▶ _Directive_
Copy every line in the records below that contains the word "Pest".

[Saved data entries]
————————
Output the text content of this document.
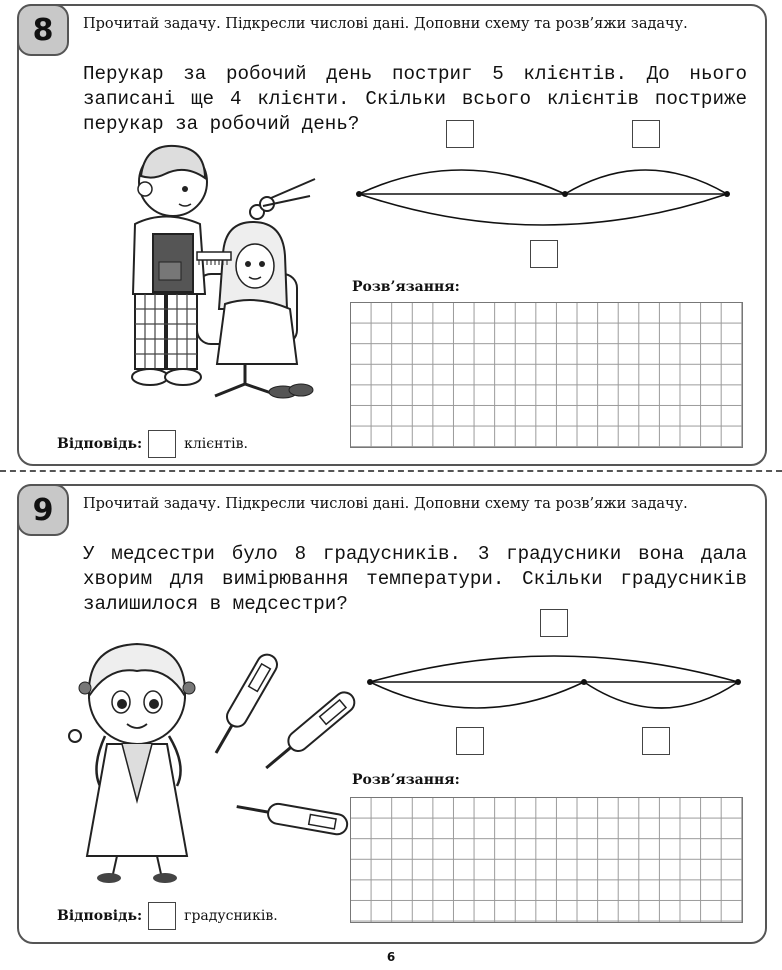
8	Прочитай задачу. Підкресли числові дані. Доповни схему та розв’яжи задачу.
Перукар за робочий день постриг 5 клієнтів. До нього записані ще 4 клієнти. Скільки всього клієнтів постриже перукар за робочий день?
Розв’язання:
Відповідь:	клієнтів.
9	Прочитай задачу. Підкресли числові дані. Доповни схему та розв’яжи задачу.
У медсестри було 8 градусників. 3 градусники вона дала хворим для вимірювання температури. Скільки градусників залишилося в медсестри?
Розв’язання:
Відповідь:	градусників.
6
————————
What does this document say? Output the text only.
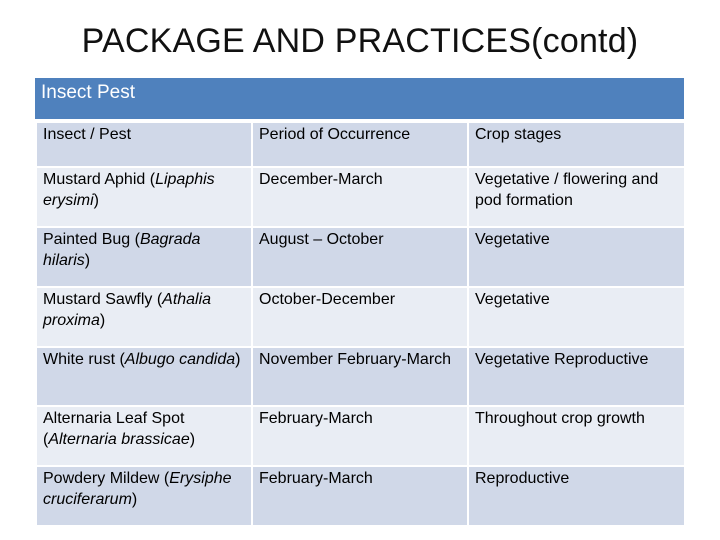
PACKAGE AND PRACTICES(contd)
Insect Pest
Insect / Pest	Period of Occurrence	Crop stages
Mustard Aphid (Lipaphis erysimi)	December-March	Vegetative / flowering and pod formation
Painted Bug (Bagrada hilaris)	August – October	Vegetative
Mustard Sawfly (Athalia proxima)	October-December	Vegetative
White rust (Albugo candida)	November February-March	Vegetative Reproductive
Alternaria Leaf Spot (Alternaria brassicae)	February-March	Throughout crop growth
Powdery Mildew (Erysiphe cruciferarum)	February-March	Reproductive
————————
▶ _Written answer_
Insect Pest
Insect / Pest	Period of Occurrence	Crop stages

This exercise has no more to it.